Write out each line in which the string "ffffff" is present.

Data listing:
※

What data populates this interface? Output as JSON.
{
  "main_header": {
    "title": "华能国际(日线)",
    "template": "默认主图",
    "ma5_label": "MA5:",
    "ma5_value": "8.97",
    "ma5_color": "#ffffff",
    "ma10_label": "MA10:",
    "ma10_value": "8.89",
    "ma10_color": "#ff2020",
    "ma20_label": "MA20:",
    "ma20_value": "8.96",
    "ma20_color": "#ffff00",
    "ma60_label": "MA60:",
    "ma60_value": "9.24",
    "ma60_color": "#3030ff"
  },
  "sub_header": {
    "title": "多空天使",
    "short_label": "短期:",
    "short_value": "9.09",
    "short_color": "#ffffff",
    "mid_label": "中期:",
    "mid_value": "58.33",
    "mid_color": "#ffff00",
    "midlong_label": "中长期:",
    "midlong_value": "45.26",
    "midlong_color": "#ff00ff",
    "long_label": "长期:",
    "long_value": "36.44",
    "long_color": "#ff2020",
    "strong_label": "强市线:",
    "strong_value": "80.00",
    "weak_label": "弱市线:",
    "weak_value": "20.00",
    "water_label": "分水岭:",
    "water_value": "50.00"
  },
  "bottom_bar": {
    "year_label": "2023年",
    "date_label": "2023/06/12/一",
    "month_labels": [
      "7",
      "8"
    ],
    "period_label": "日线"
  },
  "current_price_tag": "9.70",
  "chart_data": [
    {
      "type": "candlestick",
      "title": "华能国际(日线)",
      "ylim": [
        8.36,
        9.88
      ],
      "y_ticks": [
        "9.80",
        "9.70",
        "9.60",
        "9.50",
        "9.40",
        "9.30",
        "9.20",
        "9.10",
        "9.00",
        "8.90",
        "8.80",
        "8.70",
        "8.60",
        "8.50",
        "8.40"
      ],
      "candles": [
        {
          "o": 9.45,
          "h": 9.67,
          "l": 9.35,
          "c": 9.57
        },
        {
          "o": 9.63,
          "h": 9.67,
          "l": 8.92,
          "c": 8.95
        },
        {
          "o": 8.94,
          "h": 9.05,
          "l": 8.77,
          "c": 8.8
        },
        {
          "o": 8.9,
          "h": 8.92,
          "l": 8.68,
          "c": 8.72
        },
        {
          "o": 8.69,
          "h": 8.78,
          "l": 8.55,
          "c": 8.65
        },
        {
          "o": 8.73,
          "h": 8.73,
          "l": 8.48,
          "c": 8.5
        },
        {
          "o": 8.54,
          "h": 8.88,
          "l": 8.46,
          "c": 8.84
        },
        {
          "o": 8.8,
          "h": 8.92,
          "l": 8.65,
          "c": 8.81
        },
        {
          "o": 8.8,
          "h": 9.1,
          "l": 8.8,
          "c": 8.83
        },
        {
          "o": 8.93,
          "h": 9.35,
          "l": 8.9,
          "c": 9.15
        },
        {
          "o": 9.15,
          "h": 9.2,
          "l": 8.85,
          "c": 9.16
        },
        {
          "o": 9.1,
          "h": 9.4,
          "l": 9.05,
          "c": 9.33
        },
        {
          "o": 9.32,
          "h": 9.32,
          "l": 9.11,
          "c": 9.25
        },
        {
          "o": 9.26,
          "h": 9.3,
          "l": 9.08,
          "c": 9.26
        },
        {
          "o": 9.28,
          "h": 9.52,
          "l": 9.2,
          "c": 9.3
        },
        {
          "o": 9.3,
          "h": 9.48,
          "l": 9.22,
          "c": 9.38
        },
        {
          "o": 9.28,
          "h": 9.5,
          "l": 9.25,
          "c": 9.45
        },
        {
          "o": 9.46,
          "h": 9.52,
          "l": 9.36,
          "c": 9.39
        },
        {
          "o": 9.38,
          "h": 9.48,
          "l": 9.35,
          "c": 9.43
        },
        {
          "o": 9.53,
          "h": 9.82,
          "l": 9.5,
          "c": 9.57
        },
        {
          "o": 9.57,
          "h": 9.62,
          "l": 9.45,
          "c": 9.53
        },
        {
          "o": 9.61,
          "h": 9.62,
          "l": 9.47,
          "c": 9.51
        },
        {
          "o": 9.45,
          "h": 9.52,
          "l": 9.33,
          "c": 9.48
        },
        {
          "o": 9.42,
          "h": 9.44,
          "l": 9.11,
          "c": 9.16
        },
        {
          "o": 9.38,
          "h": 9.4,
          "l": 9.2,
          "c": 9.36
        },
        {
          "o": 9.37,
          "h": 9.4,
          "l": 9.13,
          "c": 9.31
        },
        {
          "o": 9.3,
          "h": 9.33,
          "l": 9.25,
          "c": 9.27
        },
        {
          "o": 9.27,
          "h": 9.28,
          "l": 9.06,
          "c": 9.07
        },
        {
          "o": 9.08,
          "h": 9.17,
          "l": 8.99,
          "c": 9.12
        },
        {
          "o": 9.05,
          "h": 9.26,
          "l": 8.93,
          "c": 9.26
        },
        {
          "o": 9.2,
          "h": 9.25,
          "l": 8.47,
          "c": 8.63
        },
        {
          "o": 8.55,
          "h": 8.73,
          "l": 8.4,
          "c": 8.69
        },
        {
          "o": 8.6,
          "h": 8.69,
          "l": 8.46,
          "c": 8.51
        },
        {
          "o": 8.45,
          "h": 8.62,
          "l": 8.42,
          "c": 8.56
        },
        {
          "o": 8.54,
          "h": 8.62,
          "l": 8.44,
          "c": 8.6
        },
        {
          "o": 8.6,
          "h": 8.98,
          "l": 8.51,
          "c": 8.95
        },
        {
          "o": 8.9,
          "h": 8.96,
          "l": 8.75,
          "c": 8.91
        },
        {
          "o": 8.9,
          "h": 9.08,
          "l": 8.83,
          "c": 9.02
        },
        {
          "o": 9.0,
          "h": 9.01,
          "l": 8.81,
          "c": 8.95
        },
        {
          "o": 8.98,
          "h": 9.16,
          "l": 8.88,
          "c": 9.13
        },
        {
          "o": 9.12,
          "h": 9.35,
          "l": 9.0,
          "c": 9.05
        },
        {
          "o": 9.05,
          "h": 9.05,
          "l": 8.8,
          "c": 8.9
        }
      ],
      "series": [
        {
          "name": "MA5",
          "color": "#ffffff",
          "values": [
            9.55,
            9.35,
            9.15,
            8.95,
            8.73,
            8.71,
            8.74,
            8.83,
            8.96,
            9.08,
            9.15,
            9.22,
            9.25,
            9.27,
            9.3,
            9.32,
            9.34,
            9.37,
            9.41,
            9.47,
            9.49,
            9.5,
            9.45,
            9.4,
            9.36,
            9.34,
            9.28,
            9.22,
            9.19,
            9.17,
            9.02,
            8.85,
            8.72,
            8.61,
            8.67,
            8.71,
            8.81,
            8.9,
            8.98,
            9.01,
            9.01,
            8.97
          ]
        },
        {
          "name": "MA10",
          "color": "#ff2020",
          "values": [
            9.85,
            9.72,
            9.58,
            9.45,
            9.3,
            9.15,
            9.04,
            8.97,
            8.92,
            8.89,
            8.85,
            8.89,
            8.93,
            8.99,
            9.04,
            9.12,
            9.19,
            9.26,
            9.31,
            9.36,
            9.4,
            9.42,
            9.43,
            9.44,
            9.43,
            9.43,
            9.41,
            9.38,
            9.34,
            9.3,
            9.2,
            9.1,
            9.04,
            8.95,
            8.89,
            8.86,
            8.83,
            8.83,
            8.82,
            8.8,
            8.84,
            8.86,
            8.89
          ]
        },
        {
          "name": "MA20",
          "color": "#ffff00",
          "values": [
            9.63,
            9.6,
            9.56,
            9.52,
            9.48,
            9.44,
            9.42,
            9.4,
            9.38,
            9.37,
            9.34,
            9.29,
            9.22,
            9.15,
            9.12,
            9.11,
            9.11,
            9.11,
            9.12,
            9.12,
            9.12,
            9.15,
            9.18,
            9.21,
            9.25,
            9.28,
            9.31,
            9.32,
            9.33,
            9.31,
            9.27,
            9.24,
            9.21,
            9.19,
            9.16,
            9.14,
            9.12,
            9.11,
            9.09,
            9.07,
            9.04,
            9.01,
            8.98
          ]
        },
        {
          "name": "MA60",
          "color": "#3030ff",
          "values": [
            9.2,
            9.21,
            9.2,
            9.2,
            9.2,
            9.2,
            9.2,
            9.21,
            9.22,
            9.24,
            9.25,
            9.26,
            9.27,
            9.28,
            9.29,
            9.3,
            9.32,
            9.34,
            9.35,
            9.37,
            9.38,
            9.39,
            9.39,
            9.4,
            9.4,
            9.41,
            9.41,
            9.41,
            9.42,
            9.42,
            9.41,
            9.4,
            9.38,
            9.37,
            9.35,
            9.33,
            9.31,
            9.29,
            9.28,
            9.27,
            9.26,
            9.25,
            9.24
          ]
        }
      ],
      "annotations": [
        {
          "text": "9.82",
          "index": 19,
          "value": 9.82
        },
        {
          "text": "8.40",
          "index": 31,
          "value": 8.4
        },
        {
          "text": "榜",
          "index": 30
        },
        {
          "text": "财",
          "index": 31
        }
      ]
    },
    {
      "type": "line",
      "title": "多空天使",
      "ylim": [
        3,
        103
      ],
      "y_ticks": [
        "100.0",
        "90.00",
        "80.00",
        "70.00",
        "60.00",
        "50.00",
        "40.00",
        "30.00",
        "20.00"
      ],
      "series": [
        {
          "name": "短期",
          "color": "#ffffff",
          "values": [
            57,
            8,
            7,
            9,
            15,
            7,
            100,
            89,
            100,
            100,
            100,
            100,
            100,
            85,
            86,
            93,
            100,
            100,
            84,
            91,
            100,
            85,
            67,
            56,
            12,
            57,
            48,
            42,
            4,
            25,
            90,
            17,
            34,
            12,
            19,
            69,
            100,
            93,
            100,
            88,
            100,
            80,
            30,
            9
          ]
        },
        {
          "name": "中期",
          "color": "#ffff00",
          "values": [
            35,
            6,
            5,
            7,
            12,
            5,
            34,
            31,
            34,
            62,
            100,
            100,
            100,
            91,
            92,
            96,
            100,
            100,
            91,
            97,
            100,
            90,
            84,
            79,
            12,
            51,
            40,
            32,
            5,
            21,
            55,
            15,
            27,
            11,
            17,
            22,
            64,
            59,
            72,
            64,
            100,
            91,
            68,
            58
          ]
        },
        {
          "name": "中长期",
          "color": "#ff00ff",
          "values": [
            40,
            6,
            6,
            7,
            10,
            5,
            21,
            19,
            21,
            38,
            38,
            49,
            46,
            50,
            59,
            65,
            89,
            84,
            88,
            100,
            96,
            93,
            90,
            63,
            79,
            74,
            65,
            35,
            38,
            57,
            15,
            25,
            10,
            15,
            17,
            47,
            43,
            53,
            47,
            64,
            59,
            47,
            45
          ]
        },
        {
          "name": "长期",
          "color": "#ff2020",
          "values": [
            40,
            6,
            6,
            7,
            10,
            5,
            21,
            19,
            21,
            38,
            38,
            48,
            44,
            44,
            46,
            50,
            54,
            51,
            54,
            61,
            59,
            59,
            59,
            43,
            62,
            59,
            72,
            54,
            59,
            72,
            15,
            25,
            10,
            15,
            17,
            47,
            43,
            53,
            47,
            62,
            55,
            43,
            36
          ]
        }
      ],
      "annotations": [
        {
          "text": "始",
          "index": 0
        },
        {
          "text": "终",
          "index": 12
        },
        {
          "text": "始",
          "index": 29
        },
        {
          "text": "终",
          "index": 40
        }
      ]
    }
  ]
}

※

- **RESULT**
    "ma5_color": "#ffffff",
    "short_color": "#ffffff",
          "color": "#ffffff",
          "color": "#ffffff",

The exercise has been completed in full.